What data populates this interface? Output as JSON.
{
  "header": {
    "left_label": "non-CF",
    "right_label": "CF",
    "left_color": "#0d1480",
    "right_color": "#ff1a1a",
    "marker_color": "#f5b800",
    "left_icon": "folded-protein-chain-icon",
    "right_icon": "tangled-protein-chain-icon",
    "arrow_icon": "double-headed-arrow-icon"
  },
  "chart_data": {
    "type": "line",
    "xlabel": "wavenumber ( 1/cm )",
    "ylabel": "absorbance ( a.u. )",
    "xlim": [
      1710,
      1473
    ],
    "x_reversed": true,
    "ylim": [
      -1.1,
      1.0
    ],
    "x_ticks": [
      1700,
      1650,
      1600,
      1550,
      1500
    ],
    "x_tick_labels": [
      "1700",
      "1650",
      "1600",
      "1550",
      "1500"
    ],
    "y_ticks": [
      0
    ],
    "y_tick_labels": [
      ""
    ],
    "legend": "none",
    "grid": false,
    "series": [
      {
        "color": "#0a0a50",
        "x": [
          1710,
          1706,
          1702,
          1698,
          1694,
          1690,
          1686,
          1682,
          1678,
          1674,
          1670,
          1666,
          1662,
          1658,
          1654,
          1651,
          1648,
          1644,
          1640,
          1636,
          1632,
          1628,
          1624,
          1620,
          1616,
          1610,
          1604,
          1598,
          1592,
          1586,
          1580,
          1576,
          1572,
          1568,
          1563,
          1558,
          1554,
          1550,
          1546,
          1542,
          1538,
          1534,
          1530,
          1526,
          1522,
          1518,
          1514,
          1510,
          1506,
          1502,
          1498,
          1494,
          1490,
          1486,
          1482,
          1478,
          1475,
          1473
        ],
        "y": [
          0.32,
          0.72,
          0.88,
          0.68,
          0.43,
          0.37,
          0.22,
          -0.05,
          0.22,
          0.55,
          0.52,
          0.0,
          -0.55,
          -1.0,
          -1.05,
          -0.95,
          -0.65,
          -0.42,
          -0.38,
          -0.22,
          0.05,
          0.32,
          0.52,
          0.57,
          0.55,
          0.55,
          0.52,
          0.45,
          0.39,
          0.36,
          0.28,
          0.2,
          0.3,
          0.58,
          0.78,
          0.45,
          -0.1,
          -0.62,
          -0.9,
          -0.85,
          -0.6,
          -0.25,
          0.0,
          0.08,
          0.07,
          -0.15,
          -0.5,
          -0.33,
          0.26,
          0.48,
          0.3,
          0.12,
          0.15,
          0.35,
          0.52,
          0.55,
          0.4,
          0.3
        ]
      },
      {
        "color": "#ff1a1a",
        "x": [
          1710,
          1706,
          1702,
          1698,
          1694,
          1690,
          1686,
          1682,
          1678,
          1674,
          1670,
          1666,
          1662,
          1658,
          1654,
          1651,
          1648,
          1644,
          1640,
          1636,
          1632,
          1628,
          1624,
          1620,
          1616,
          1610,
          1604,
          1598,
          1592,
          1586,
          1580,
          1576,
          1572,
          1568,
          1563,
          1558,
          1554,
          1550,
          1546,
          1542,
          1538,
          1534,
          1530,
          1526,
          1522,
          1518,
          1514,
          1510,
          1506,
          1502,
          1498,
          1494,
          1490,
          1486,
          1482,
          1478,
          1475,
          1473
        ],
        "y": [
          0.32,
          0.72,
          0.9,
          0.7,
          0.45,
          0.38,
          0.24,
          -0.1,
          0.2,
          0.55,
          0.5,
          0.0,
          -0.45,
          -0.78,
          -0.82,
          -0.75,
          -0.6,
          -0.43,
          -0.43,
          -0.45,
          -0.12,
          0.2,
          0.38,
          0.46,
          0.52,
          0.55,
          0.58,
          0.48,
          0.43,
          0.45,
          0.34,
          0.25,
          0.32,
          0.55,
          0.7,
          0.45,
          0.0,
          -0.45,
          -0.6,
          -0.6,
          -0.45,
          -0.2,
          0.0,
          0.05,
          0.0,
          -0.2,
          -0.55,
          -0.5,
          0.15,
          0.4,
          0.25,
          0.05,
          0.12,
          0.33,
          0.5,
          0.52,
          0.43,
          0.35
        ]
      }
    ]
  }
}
---
§ **Assignment**
A word-for-word repeat of the full data is needed.

§ **The completed task**
What data populates this interface? Output as JSON.
{
  "header": {
    "left_label": "non-CF",
    "right_label": "CF",
    "left_color": "#0d1480",
    "right_color": "#ff1a1a",
    "marker_color": "#f5b800",
    "left_icon": "folded-protein-chain-icon",
    "right_icon": "tangled-protein-chain-icon",
    "arrow_icon": "double-headed-arrow-icon"
  },
  "chart_data": {
    "type": "line",
    "xlabel": "wavenumber ( 1/cm )",
    "ylabel": "absorbance ( a.u. )",
    "xlim": [
      1710,
      1473
    ],
    "x_reversed": true,
    "ylim": [
      -1.1,
      1.0
    ],
    "x_ticks": [
      1700,
      1650,
      1600,
      1550,
      1500
    ],
    "x_tick_labels": [
      "1700",
      "1650",
      "1600",
      "1550",
      "1500"
    ],
    "y_ticks": [
      0
    ],
    "y_tick_labels": [
      ""
    ],
    "legend": "none",
    "grid": false,
    "series": [
      {
        "color": "#0a0a50",
        "x": [
          1710,
          1706,
          1702,
          1698,
          1694,
          1690,
          1686,
          1682,
          1678,
          1674,
          1670,
          1666,
          1662,
          1658,
          1654,
          1651,
          1648,
          1644,
          1640,
          1636,
          1632,
          1628,
          1624,
          1620,
          1616,
          1610,
          1604,
          1598,
          1592,
          1586,
          1580,
          1576,
          1572,
          1568,
          1563,
          1558,
          1554,
          1550,
          1546,
          1542,
          1538,
          1534,
          1530,
          1526,
          1522,
          1518,
          1514,
          1510,
          1506,
          1502,
          1498,
          1494,
          1490,
          1486,
          1482,
          1478,
          1475,
          1473
        ],
        "y": [
          0.32,
          0.72,
          0.88,
          0.68,
          0.43,
          0.37,
          0.22,
          -0.05,
          0.22,
          0.55,
          0.52,
          0.0,
          -0.55,
          -1.0,
          -1.05,
          -0.95,
          -0.65,
          -0.42,
          -0.38,
          -0.22,
          0.05,
          0.32,
          0.52,
          0.57,
          0.55,
          0.55,
          0.52,
          0.45,
          0.39,
          0.36,
          0.28,
          0.2,
          0.3,
          0.58,
          0.78,
          0.45,
          -0.1,
          -0.62,
          -0.9,
          -0.85,
          -0.6,
          -0.25,
          0.0,
          0.08,
          0.07,
          -0.15,
          -0.5,
          -0.33,
          0.26,
          0.48,
          0.3,
          0.12,
          0.15,
          0.35,
          0.52,
          0.55,
          0.4,
          0.3
        ]
      },
      {
        "color": "#ff1a1a",
        "x": [
          1710,
          1706,
          1702,
          1698,
          1694,
          1690,
          1686,
          1682,
          1678,
          1674,
          1670,
          1666,
          1662,
          1658,
          1654,
          1651,
          1648,
          1644,
          1640,
          1636,
          1632,
          1628,
          1624,
          1620,
          1616,
          1610,
          1604,
          1598,
          1592,
          1586,
          1580,
          1576,
          1572,
          1568,
          1563,
          1558,
          1554,
          1550,
          1546,
          1542,
          1538,
          1534,
          1530,
          1526,
          1522,
          1518,
          1514,
          1510,
          1506,
          1502,
          1498,
          1494,
          1490,
          1486,
          1482,
          1478,
          1475,
          1473
        ],
        "y": [
          0.32,
          0.72,
          0.9,
          0.7,
          0.45,
          0.38,
          0.24,
          -0.1,
          0.2,
          0.55,
          0.5,
          0.0,
          -0.45,
          -0.78,
          -0.82,
          -0.75,
          -0.6,
          -0.43,
          -0.43,
          -0.45,
          -0.12,
          0.2,
          0.38,
          0.46,
          0.52,
          0.55,
          0.58,
          0.48,
          0.43,
          0.45,
          0.34,
          0.25,
          0.32,
          0.55,
          0.7,
          0.45,
          0.0,
          -0.45,
          -0.6,
          -0.6,
          -0.45,
          -0.2,
          0.0,
          0.05,
          0.0,
          -0.2,
          -0.55,
          -0.5,
          0.15,
          0.4,
          0.25,
          0.05,
          0.12,
          0.33,
          0.5,
          0.52,
          0.43,
          0.35
        ]
      }
    ]
  }
}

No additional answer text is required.